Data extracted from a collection
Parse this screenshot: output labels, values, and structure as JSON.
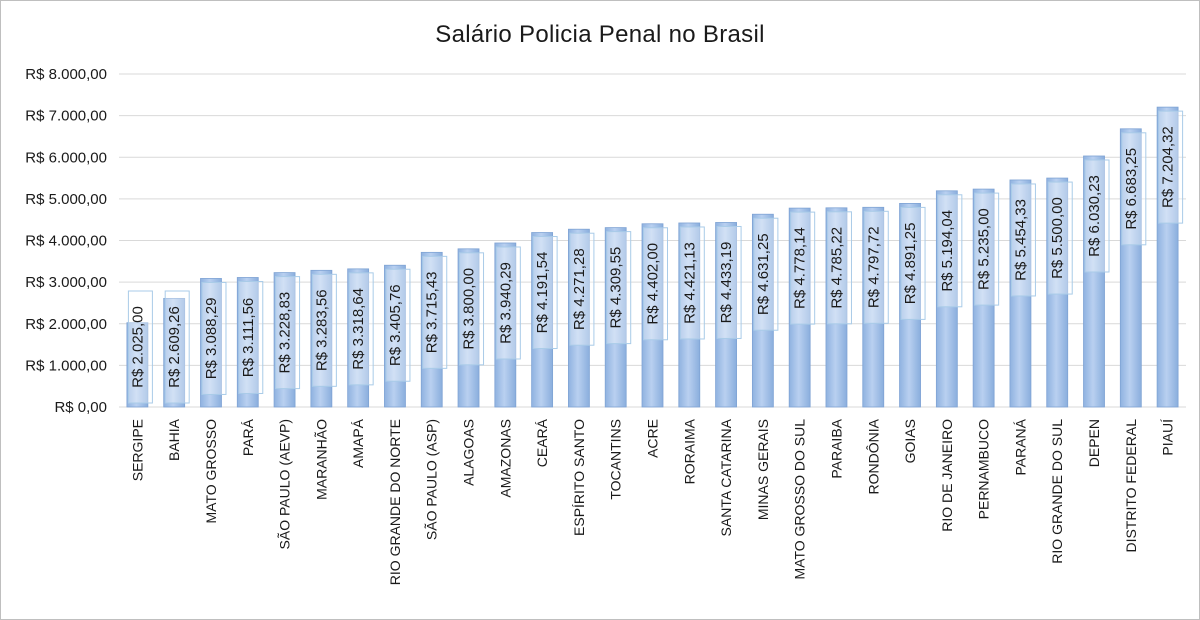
{
  "chart_data": {
    "type": "bar",
    "title": "Salário Policia Penal no Brasil",
    "xlabel": "",
    "ylabel": "",
    "ylim": [
      0,
      8000
    ],
    "ytick_step": 1000,
    "ytick_labels": [
      "R$ 0,00",
      "R$ 1.000,00",
      "R$ 2.000,00",
      "R$ 3.000,00",
      "R$ 4.000,00",
      "R$ 5.000,00",
      "R$ 6.000,00",
      "R$ 7.000,00",
      "R$ 8.000,00"
    ],
    "grid": true,
    "legend": "none",
    "bar_color": "#9dbde6",
    "categories": [
      "SERGIPE",
      "BAHIA",
      "MATO GROSSO",
      "PARÁ",
      "SÃO PAULO (AEVP)",
      "MARANHÃO",
      "AMAPÁ",
      "RIO GRANDE DO NORTE",
      "SÃO PAULO (ASP)",
      "ALAGOAS",
      "AMAZONAS",
      "CEARÁ",
      "ESPÍRITO SANTO",
      "TOCANTINS",
      "ACRE",
      "RORAIMA",
      "SANTA CATARINA",
      "MINAS GERAIS",
      "MATO GROSSO DO SUL",
      "PARAIBA",
      "RONDÔNIA",
      "GOIAS",
      "RIO DE JANEIRO",
      "PERNAMBUCO",
      "PARANÁ",
      "RIO GRANDE DO SUL",
      "DEPEN",
      "DISTRITO FEDERAL",
      "PIAUÍ"
    ],
    "values": [
      2025.0,
      2609.26,
      3088.29,
      3111.56,
      3228.83,
      3283.56,
      3318.64,
      3405.76,
      3715.43,
      3800.0,
      3940.29,
      4191.54,
      4271.28,
      4309.55,
      4402.0,
      4421.13,
      4433.19,
      4631.25,
      4778.14,
      4785.22,
      4797.72,
      4891.25,
      5194.04,
      5235.0,
      5454.33,
      5500.0,
      6030.23,
      6683.25,
      7204.32
    ],
    "data_labels": [
      "R$ 2.025,00",
      "R$ 2.609,26",
      "R$ 3.088,29",
      "R$ 3.111,56",
      "R$ 3.228,83",
      "R$ 3.283,56",
      "R$ 3.318,64",
      "R$ 3.405,76",
      "R$ 3.715,43",
      "R$ 3.800,00",
      "R$ 3.940,29",
      "R$ 4.191,54",
      "R$ 4.271,28",
      "R$ 4.309,55",
      "R$ 4.402,00",
      "R$ 4.421,13",
      "R$ 4.433,19",
      "R$ 4.631,25",
      "R$ 4.778,14",
      "R$ 4.785,22",
      "R$ 4.797,72",
      "R$ 4.891,25",
      "R$ 5.194,04",
      "R$ 5.235,00",
      "R$ 5.454,33",
      "R$ 5.500,00",
      "R$ 6.030,23",
      "R$ 6.683,25",
      "R$ 7.204,32"
    ]
  }
}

_Written problem_: Search the records for the word "GRANDE". Copy every line that has it.

_Expected answer_:
      "RIO GRANDE DO NORTE",
      "RIO GRANDE DO SUL",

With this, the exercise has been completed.